**What to work on**
Reproduce the lines of the listing below without any change. Start with the line containing "Find all labels, buttons, inputs, and" and continue through the line containing "bar-label-gaziemir: GAZİEMİR: [99, 178, 108, 213]", including both of those lines.

+++ Data rows +++

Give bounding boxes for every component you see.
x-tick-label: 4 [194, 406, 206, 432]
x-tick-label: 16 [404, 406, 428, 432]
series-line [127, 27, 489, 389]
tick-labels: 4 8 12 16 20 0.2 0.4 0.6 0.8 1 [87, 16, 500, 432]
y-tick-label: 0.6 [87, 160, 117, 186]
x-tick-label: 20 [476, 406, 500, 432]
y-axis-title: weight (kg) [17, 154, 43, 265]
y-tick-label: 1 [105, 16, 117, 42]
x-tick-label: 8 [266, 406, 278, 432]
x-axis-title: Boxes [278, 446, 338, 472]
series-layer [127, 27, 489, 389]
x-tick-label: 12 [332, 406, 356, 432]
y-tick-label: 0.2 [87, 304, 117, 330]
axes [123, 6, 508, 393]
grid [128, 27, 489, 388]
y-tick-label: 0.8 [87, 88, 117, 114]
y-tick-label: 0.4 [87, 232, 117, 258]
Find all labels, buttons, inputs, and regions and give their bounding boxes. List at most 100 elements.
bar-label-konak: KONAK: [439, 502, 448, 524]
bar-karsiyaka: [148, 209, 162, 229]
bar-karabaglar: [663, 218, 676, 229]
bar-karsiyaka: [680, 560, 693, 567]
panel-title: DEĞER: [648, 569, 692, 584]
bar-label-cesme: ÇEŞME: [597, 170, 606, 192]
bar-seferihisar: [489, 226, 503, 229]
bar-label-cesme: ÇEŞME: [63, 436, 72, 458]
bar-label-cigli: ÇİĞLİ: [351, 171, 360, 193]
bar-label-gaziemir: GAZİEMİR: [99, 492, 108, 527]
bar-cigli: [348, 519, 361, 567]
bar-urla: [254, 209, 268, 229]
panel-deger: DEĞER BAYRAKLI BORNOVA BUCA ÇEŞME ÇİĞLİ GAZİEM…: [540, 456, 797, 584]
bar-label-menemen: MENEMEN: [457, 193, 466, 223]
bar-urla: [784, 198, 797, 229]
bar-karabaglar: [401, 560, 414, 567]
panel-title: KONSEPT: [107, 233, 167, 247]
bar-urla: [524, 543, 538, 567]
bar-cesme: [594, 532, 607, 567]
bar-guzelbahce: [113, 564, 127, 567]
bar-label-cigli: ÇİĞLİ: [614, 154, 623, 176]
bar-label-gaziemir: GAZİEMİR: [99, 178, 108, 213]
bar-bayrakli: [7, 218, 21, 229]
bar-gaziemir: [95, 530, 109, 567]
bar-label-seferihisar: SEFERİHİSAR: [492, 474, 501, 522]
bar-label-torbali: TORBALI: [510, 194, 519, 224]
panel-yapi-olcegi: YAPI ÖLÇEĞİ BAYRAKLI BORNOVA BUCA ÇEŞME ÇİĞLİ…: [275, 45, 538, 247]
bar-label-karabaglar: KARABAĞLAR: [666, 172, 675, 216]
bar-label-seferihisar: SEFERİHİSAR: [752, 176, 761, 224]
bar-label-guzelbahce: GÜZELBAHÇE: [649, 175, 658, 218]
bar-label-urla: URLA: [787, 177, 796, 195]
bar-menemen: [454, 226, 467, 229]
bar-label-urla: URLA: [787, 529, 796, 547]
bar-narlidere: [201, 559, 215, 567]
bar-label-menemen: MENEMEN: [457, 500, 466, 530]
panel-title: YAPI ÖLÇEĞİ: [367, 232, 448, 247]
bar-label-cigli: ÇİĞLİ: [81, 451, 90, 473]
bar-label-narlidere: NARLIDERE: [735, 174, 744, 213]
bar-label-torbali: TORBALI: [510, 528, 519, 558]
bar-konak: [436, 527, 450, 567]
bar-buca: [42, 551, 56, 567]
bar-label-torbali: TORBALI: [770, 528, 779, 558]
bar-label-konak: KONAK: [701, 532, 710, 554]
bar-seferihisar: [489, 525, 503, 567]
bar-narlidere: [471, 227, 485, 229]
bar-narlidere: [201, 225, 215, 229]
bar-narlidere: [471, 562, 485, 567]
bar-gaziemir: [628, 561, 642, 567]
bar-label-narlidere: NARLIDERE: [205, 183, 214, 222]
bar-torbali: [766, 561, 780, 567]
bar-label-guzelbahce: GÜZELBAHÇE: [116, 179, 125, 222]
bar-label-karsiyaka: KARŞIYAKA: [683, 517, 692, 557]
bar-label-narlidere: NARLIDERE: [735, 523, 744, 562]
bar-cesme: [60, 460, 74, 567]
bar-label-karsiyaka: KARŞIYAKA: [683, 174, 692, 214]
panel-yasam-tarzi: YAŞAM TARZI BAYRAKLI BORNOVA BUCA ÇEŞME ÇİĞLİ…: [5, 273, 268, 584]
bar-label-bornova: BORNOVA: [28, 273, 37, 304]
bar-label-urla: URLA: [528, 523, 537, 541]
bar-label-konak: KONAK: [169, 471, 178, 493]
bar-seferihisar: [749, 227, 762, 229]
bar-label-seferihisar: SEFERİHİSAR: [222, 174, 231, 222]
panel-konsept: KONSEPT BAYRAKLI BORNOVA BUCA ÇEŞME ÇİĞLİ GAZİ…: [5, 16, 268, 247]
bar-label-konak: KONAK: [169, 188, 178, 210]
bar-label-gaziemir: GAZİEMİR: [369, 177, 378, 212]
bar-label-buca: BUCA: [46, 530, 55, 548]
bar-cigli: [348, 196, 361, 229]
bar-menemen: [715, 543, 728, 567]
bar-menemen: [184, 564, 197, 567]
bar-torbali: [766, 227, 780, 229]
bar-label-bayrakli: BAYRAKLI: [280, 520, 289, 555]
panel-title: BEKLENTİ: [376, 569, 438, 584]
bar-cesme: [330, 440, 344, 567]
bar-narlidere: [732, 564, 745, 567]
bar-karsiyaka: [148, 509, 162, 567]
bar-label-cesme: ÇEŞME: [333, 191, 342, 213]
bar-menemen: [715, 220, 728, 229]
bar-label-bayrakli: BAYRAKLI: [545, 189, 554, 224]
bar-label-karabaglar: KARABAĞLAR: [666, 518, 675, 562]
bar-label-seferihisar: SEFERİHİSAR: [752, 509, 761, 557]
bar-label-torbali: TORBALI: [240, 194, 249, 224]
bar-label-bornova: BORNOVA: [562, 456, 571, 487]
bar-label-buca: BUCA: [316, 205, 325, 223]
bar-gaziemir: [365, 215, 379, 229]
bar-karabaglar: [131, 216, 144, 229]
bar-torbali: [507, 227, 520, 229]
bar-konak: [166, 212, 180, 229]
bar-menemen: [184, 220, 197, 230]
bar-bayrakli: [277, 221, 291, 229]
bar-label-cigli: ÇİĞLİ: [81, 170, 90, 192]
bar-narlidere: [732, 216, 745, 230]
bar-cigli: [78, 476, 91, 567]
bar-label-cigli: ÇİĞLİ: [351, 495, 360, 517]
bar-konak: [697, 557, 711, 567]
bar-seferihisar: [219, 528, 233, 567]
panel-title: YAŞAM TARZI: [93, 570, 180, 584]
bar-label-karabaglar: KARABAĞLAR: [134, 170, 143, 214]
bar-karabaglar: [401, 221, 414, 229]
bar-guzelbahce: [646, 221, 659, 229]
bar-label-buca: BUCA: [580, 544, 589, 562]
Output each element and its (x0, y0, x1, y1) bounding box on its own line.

+++
+++ Data rows +++

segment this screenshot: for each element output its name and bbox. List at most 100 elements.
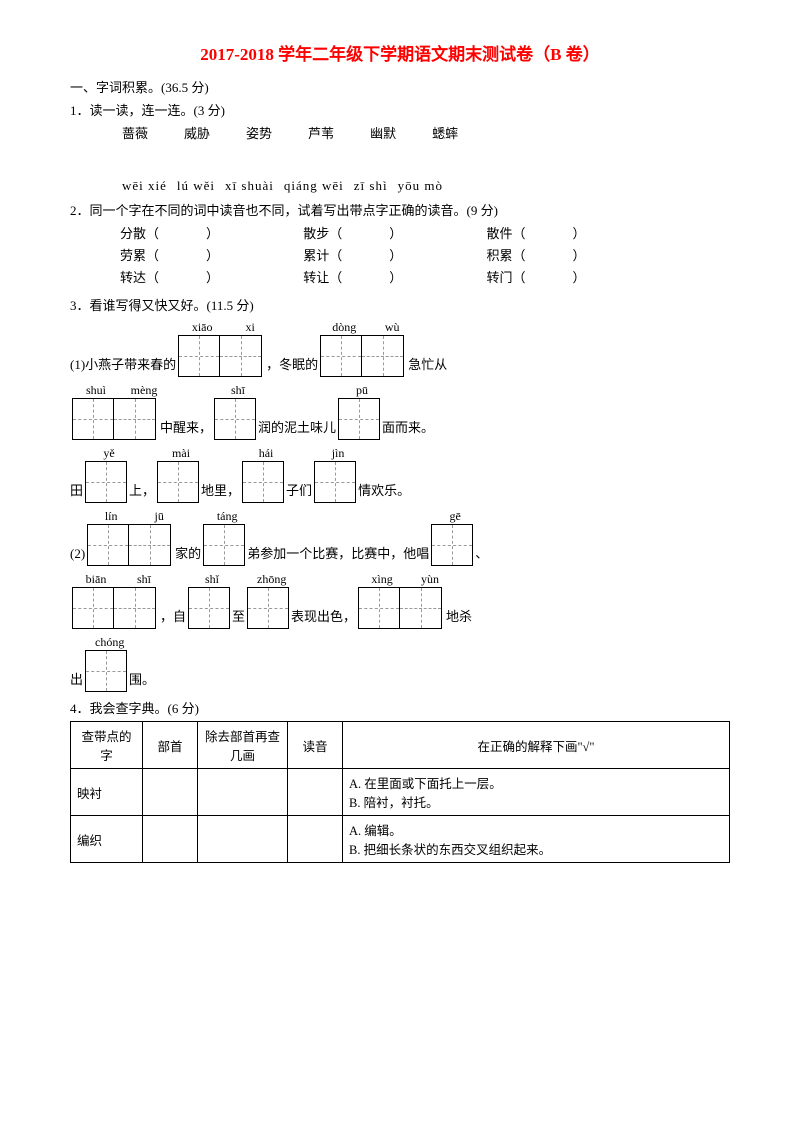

+++

**Exercise response**
Find all labels, buttons, inputs, and regions and give their bounding boxes. List at most 100 elements.
bar-label-konak: KONAK: [439, 502, 448, 524]
bar-karsiyaka: [148, 209, 162, 229]
bar-karabaglar: [663, 218, 676, 229]
bar-karsiyaka: [680, 560, 693, 567]
panel-title: DEĞER: [648, 569, 692, 584]
bar-label-cesme: ÇEŞME: [597, 170, 606, 192]
bar-seferihisar: [489, 226, 503, 229]
bar-label-cesme: ÇEŞME: [63, 436, 72, 458]
bar-label-cigli: ÇİĞLİ: [351, 171, 360, 193]
bar-label-gaziemir: GAZİEMİR: [99, 492, 108, 527]
bar-cigli: [348, 519, 361, 567]
bar-urla: [254, 209, 268, 229]
panel-deger: DEĞER BAYRAKLI BORNOVA BUCA ÇEŞME ÇİĞLİ GAZİEM…: [540, 456, 797, 584]
bar-label-menemen: MENEMEN: [457, 193, 466, 223]
bar-urla: [784, 198, 797, 229]
bar-karabaglar: [401, 560, 414, 567]
panel-title: KONSEPT: [107, 233, 167, 247]
bar-urla: [524, 543, 538, 567]
bar-cesme: [594, 532, 607, 567]
bar-guzelbahce: [113, 564, 127, 567]
bar-label-cigli: ÇİĞLİ: [614, 154, 623, 176]
bar-label-gaziemir: GAZİEMİR: [99, 178, 108, 213]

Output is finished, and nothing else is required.